[start of MATERIAL SUPPLIED]
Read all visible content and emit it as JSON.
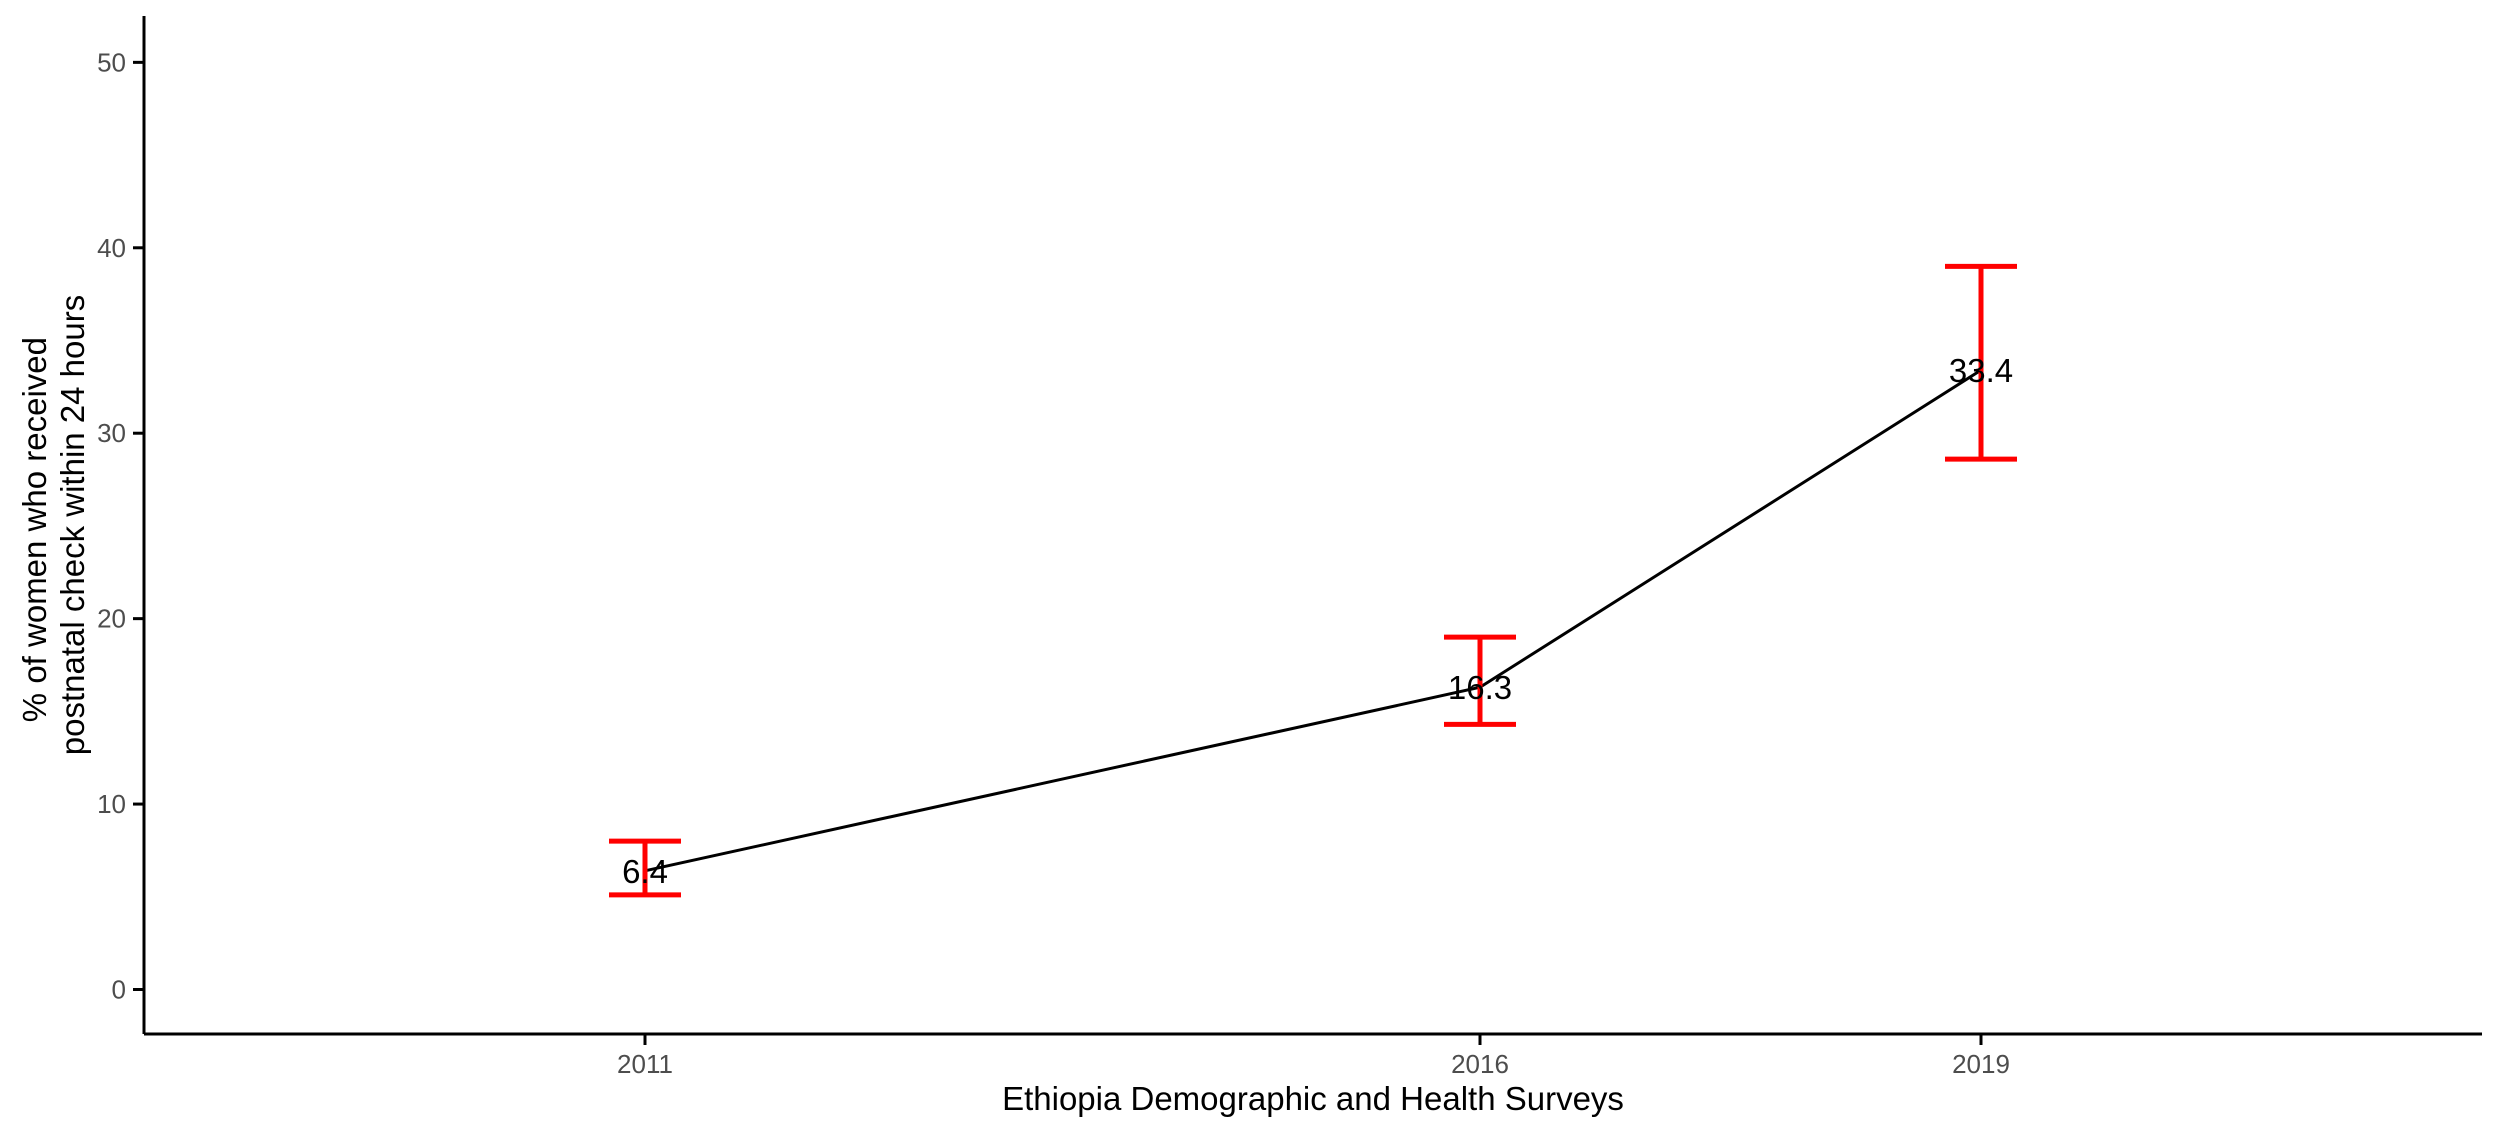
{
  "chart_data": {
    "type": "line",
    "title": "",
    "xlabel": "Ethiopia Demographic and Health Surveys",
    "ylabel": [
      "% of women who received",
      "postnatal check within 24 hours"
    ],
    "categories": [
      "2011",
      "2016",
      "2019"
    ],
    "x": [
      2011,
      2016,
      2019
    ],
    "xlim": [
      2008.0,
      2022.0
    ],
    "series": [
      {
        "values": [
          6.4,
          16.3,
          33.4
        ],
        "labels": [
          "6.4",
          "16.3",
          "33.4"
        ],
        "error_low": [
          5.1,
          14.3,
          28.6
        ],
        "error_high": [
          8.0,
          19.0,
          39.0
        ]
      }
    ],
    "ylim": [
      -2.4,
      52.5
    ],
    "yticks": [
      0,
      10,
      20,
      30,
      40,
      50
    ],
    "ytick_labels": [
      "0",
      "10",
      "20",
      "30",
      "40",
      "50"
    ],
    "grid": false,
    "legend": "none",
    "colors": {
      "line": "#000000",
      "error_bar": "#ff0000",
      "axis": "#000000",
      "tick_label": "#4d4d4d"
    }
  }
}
[end of MATERIAL SUPPLIED]
Do not copy the pictures, but repeat every line exactly.

• [THE RESULT]
Read all visible content and emit it as JSON.
{
  "chart_data": {
    "type": "line",
    "title": "",
    "xlabel": "Ethiopia Demographic and Health Surveys",
    "ylabel": [
      "% of women who received",
      "postnatal check within 24 hours"
    ],
    "categories": [
      "2011",
      "2016",
      "2019"
    ],
    "x": [
      2011,
      2016,
      2019
    ],
    "xlim": [
      2008.0,
      2022.0
    ],
    "series": [
      {
        "values": [
          6.4,
          16.3,
          33.4
        ],
        "labels": [
          "6.4",
          "16.3",
          "33.4"
        ],
        "error_low": [
          5.1,
          14.3,
          28.6
        ],
        "error_high": [
          8.0,
          19.0,
          39.0
        ]
      }
    ],
    "ylim": [
      -2.4,
      52.5
    ],
    "yticks": [
      0,
      10,
      20,
      30,
      40,
      50
    ],
    "ytick_labels": [
      "0",
      "10",
      "20",
      "30",
      "40",
      "50"
    ],
    "grid": false,
    "legend": "none",
    "colors": {
      "line": "#000000",
      "error_bar": "#ff0000",
      "axis": "#000000",
      "tick_label": "#4d4d4d"
    }
  }
}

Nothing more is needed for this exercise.